DESCRIPTION OF THE TASK:
Return all of the entries word for word, but omit the pictures they contain.
_ _ _ _ _ _ _
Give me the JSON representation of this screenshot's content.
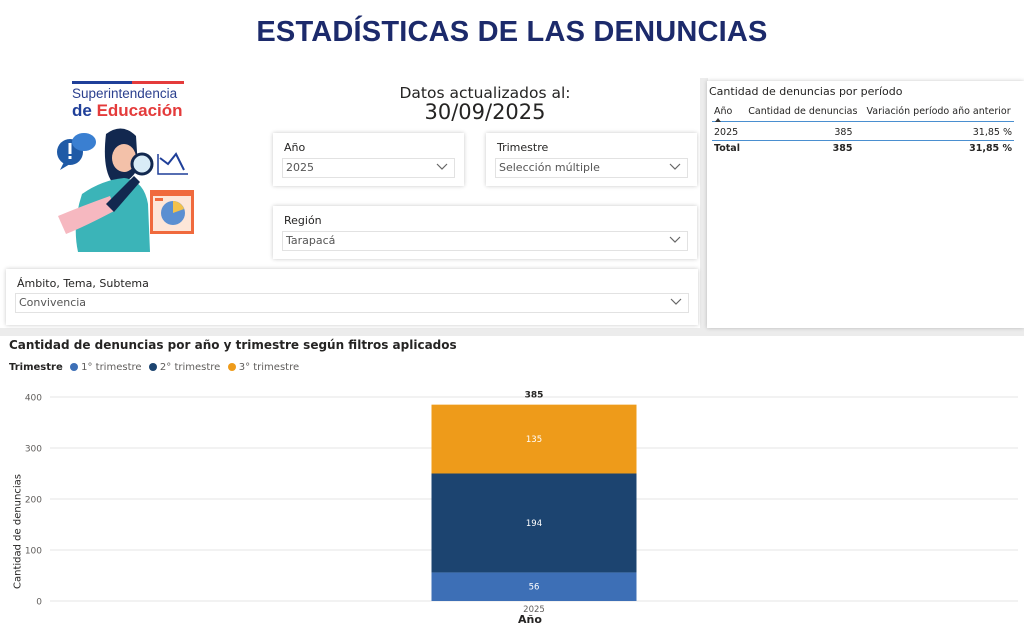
{
  "title": "ESTADÍSTICAS DE LAS DENUNCIAS",
  "logo": {
    "line1": "Superintendencia",
    "line2a": "de ",
    "line2b": "Educación",
    "flag_blue": "#1f3f99",
    "flag_red": "#e43b3b"
  },
  "update": {
    "label": "Datos actualizados al:",
    "date": "30/09/2025"
  },
  "filters": {
    "anio": {
      "label": "Año",
      "value": "2025"
    },
    "trimestre": {
      "label": "Trimestre",
      "value": "Selección múltiple"
    },
    "region": {
      "label": "Región",
      "value": "Tarapacá"
    },
    "ambito": {
      "label": "Ámbito, Tema, Subtema",
      "value": "Convivencia"
    }
  },
  "period_table": {
    "title": "Cantidad de denuncias por período",
    "headers": [
      "Año",
      "Cantidad de denuncias",
      "Variación período año anterior"
    ],
    "rows": [
      [
        "2025",
        "385",
        "31,85 %"
      ]
    ],
    "total": [
      "Total",
      "385",
      "31,85 %"
    ]
  },
  "chart_panel_title": "Cantidad de denuncias por año y trimestre según filtros aplicados",
  "chart_data": {
    "type": "bar",
    "stacked": true,
    "categories": [
      "2025"
    ],
    "series": [
      {
        "name": "1° trimestre",
        "values": [
          56
        ],
        "color": "#3d6fb6"
      },
      {
        "name": "2° trimestre",
        "values": [
          194
        ],
        "color": "#1c4470"
      },
      {
        "name": "3° trimestre",
        "values": [
          135
        ],
        "color": "#ee9b1a"
      }
    ],
    "totals": [
      "385"
    ],
    "legend_title": "Trimestre",
    "xlabel": "Año",
    "ylabel": "Cantidad de denuncias",
    "yticks": [
      "0",
      "100",
      "200",
      "300",
      "400"
    ],
    "ylim": [
      0,
      400
    ],
    "grid": true,
    "legend_position": "top-left"
  }
}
_ _ _ _ _ _ _
PROBLEM SOLUTION:
Give me the JSON representation of this screenshot's content.
{
  "title": "ESTADÍSTICAS DE LAS DENUNCIAS",
  "logo": {
    "line1": "Superintendencia",
    "line2a": "de ",
    "line2b": "Educación",
    "flag_blue": "#1f3f99",
    "flag_red": "#e43b3b"
  },
  "update": {
    "label": "Datos actualizados al:",
    "date": "30/09/2025"
  },
  "filters": {
    "anio": {
      "label": "Año",
      "value": "2025"
    },
    "trimestre": {
      "label": "Trimestre",
      "value": "Selección múltiple"
    },
    "region": {
      "label": "Región",
      "value": "Tarapacá"
    },
    "ambito": {
      "label": "Ámbito, Tema, Subtema",
      "value": "Convivencia"
    }
  },
  "period_table": {
    "title": "Cantidad de denuncias por período",
    "headers": [
      "Año",
      "Cantidad de denuncias",
      "Variación período año anterior"
    ],
    "rows": [
      [
        "2025",
        "385",
        "31,85 %"
      ]
    ],
    "total": [
      "Total",
      "385",
      "31,85 %"
    ]
  },
  "chart_panel_title": "Cantidad de denuncias por año y trimestre según filtros aplicados",
  "chart_data": {
    "type": "bar",
    "stacked": true,
    "categories": [
      "2025"
    ],
    "series": [
      {
        "name": "1° trimestre",
        "values": [
          56
        ],
        "color": "#3d6fb6"
      },
      {
        "name": "2° trimestre",
        "values": [
          194
        ],
        "color": "#1c4470"
      },
      {
        "name": "3° trimestre",
        "values": [
          135
        ],
        "color": "#ee9b1a"
      }
    ],
    "totals": [
      "385"
    ],
    "legend_title": "Trimestre",
    "xlabel": "Año",
    "ylabel": "Cantidad de denuncias",
    "yticks": [
      "0",
      "100",
      "200",
      "300",
      "400"
    ],
    "ylim": [
      0,
      400
    ],
    "grid": true,
    "legend_position": "top-left"
  }
}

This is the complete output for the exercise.